Set exercise
Lines containing the word "document" are the ones to copy from the records below.

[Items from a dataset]
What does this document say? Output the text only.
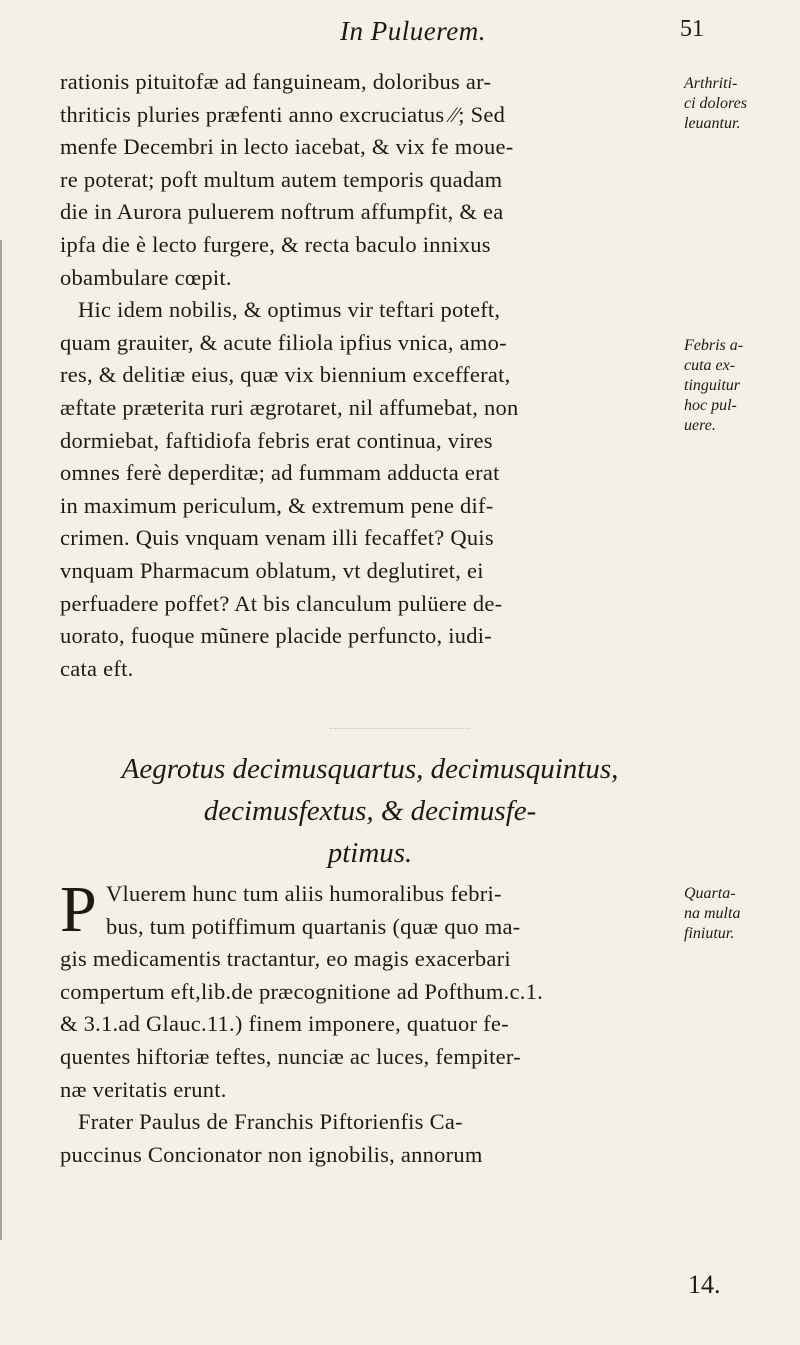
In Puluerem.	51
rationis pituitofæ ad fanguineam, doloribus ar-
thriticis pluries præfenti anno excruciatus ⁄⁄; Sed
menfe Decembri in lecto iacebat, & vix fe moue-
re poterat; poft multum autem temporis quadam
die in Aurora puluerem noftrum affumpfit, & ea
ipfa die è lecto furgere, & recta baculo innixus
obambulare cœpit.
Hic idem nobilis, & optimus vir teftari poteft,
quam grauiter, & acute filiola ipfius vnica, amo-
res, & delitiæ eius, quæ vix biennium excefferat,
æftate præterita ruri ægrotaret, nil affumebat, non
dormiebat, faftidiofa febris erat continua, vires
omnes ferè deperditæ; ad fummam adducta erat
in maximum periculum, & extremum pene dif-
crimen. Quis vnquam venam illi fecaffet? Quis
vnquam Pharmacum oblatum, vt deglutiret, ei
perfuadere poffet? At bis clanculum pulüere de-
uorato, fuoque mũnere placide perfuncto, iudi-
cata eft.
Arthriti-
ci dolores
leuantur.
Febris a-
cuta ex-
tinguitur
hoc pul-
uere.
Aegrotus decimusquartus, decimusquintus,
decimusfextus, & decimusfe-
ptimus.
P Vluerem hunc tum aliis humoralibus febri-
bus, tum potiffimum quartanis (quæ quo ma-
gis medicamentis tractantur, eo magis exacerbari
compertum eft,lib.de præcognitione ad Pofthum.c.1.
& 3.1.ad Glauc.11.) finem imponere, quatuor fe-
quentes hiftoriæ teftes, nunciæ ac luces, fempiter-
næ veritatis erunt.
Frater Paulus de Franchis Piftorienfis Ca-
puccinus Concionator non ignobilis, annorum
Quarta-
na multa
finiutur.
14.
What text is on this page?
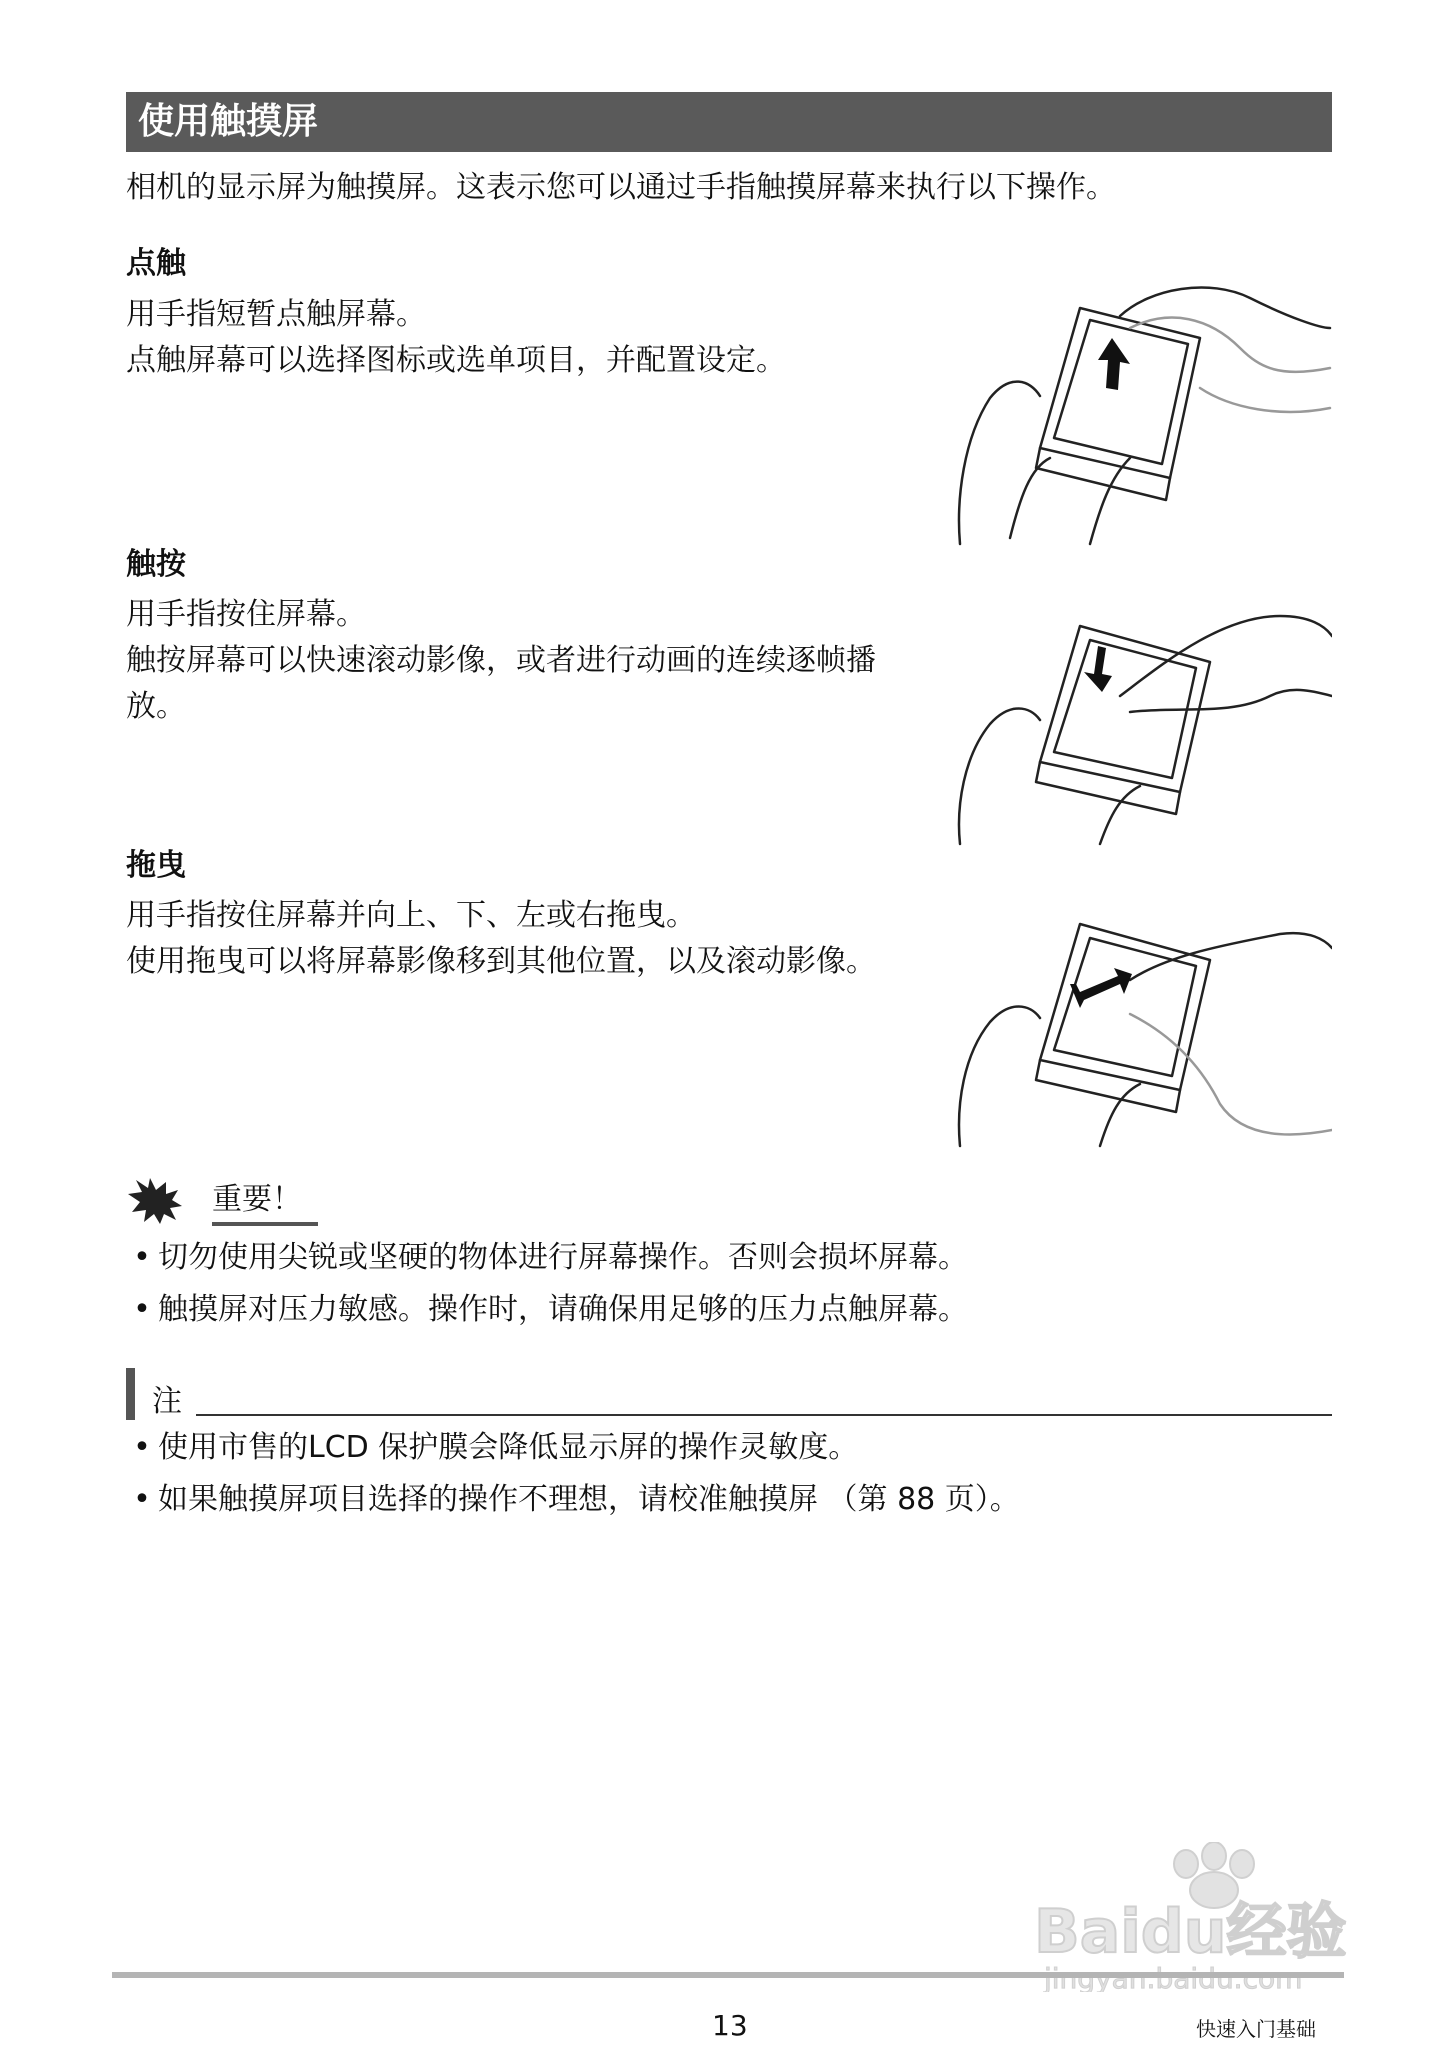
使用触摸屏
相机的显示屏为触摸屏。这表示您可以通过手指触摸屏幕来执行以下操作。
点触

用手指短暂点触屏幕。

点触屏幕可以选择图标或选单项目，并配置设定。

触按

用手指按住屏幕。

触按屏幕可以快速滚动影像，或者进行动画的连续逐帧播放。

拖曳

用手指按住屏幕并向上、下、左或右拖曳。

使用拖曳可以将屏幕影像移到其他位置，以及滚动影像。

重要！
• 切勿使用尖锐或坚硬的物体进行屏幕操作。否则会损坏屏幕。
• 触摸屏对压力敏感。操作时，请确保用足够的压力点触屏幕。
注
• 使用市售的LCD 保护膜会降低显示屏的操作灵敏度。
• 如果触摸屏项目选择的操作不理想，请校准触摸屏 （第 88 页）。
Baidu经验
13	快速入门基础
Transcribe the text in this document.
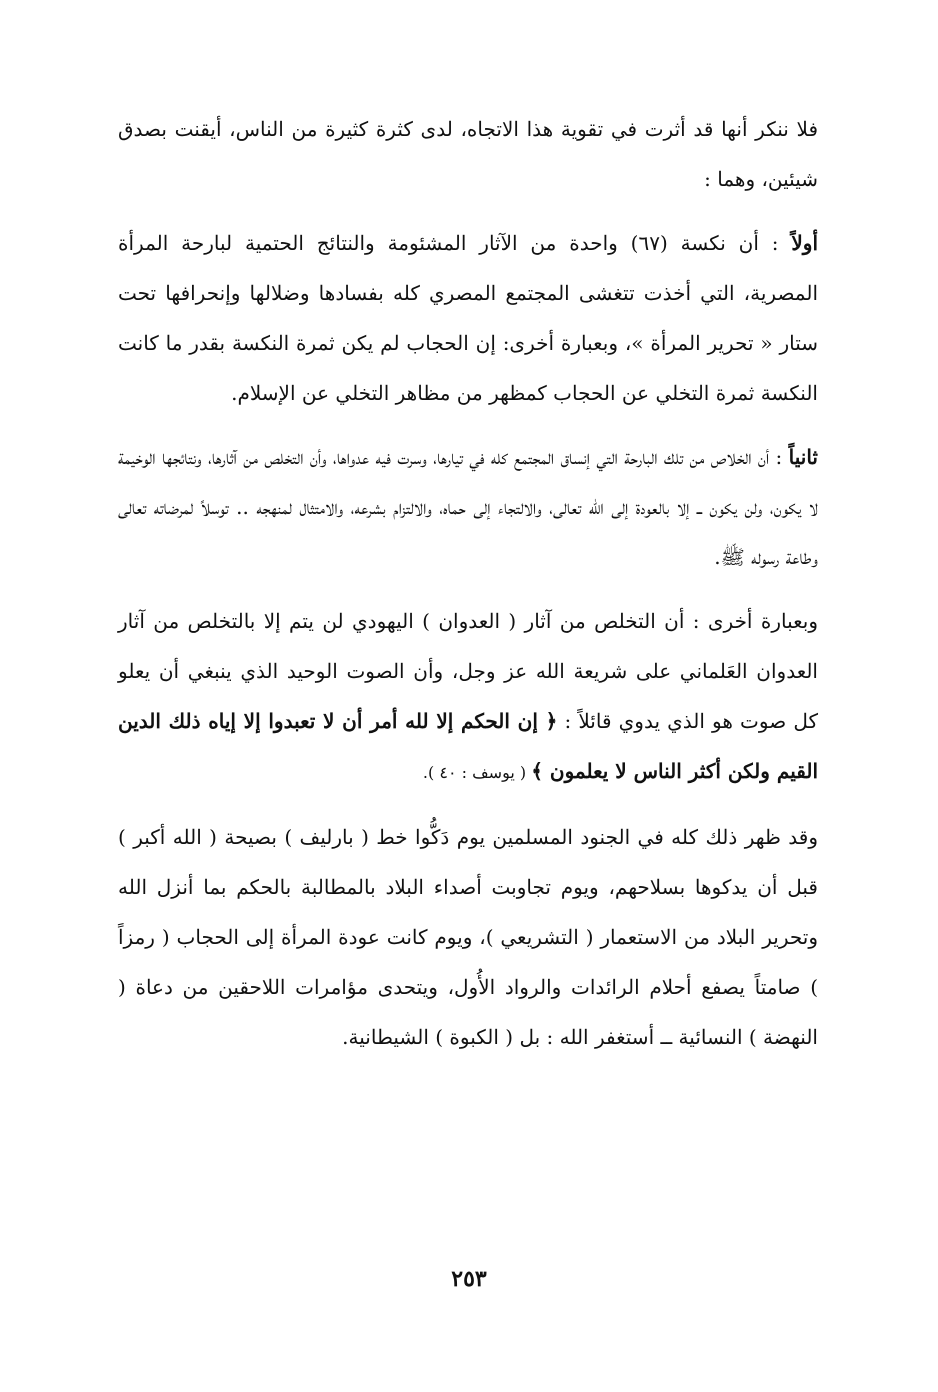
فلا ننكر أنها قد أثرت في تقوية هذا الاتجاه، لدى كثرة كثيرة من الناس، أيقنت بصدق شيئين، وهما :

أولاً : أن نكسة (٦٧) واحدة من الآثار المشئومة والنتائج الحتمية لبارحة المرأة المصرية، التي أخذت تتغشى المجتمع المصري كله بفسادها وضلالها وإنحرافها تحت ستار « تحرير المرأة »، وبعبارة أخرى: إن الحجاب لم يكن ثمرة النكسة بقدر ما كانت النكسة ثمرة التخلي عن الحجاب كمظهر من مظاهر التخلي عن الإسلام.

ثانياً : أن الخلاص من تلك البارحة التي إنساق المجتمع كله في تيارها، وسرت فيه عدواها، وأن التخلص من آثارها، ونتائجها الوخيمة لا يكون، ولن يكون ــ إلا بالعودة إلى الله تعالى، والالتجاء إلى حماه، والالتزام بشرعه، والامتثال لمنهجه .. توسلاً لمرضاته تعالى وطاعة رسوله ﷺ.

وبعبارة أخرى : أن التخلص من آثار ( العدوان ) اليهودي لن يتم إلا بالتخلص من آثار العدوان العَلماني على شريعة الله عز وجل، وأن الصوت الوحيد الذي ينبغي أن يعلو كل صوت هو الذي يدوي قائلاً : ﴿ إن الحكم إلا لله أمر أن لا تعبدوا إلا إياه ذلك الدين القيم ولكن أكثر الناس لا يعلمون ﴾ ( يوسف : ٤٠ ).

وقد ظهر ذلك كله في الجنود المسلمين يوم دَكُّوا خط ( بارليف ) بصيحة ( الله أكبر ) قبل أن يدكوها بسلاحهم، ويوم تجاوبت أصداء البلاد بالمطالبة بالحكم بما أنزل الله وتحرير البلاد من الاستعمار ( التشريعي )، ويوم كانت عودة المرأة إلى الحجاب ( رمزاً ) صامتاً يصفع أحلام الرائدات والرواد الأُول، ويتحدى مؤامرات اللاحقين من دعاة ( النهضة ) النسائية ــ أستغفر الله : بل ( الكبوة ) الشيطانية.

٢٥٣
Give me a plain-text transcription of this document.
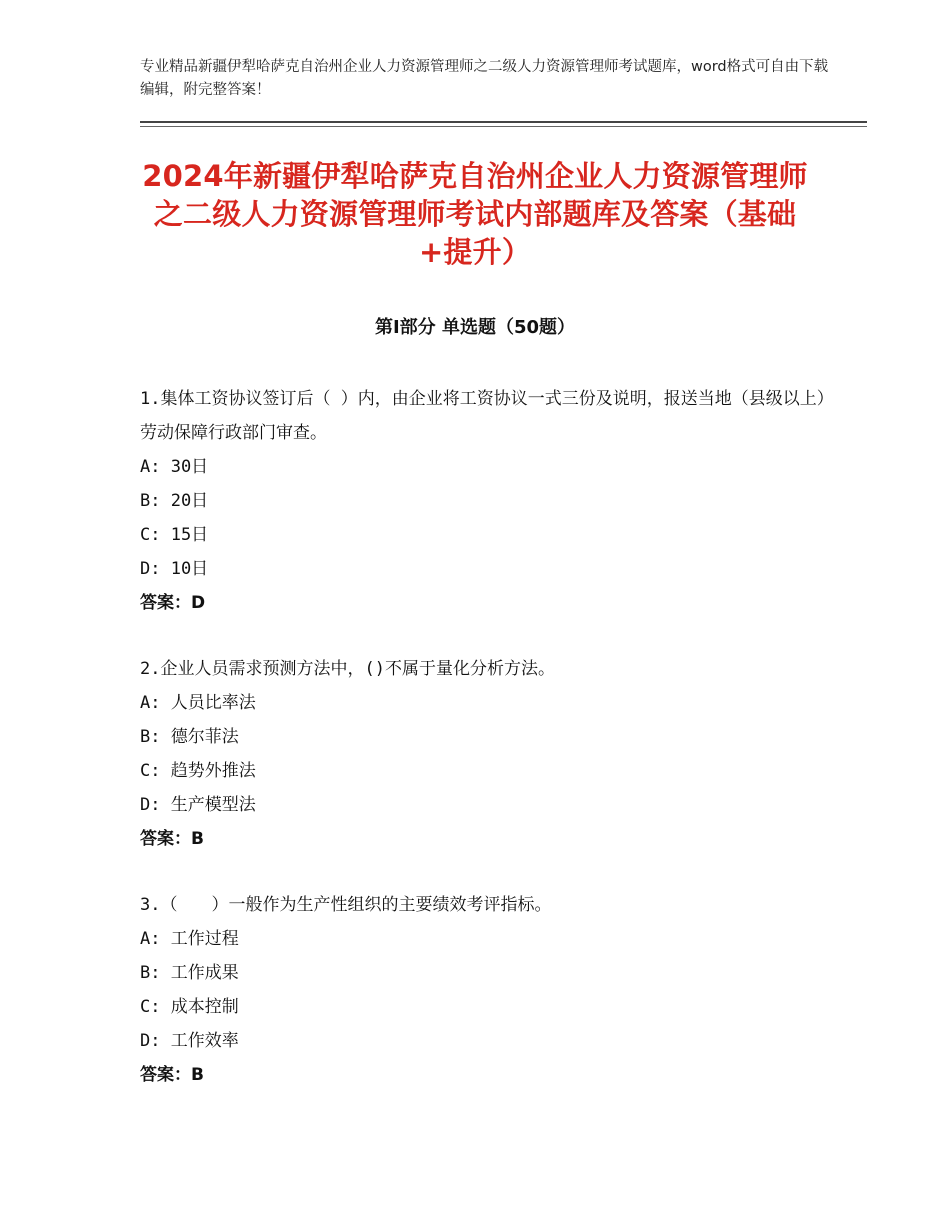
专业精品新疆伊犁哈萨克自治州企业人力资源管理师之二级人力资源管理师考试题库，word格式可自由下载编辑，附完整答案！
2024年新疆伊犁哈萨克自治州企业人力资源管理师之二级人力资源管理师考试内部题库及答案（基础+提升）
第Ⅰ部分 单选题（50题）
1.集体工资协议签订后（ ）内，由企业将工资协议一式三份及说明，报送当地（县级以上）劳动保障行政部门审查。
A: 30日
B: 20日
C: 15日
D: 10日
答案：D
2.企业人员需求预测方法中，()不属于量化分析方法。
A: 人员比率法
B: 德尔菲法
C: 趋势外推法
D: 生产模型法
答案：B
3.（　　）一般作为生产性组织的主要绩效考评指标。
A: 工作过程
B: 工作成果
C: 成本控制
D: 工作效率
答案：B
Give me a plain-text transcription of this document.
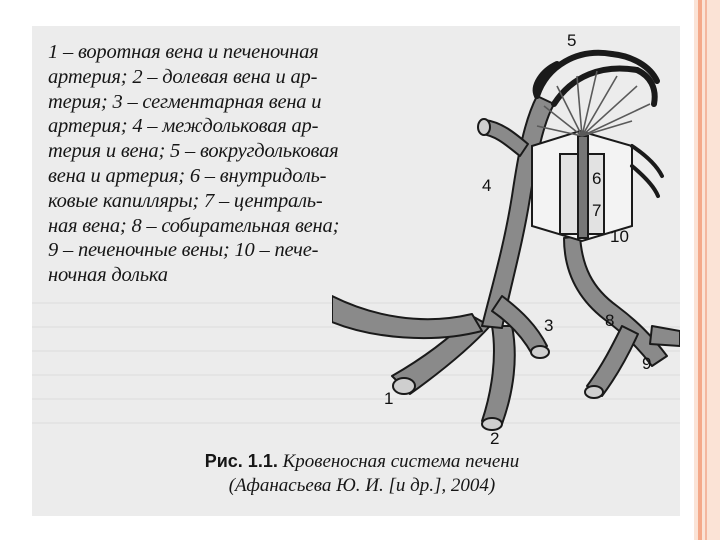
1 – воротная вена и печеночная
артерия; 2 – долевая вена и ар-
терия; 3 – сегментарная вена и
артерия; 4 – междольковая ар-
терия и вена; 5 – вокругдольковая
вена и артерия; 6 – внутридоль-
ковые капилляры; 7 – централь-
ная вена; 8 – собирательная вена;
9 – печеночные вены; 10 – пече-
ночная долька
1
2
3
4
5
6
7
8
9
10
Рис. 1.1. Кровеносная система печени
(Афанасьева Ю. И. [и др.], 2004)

Right answer
What does this document say? Output the text only.
Transcribe the text in this document.
Give me a plain-text transcription of this document.
Give me a plain-text transcription of this document.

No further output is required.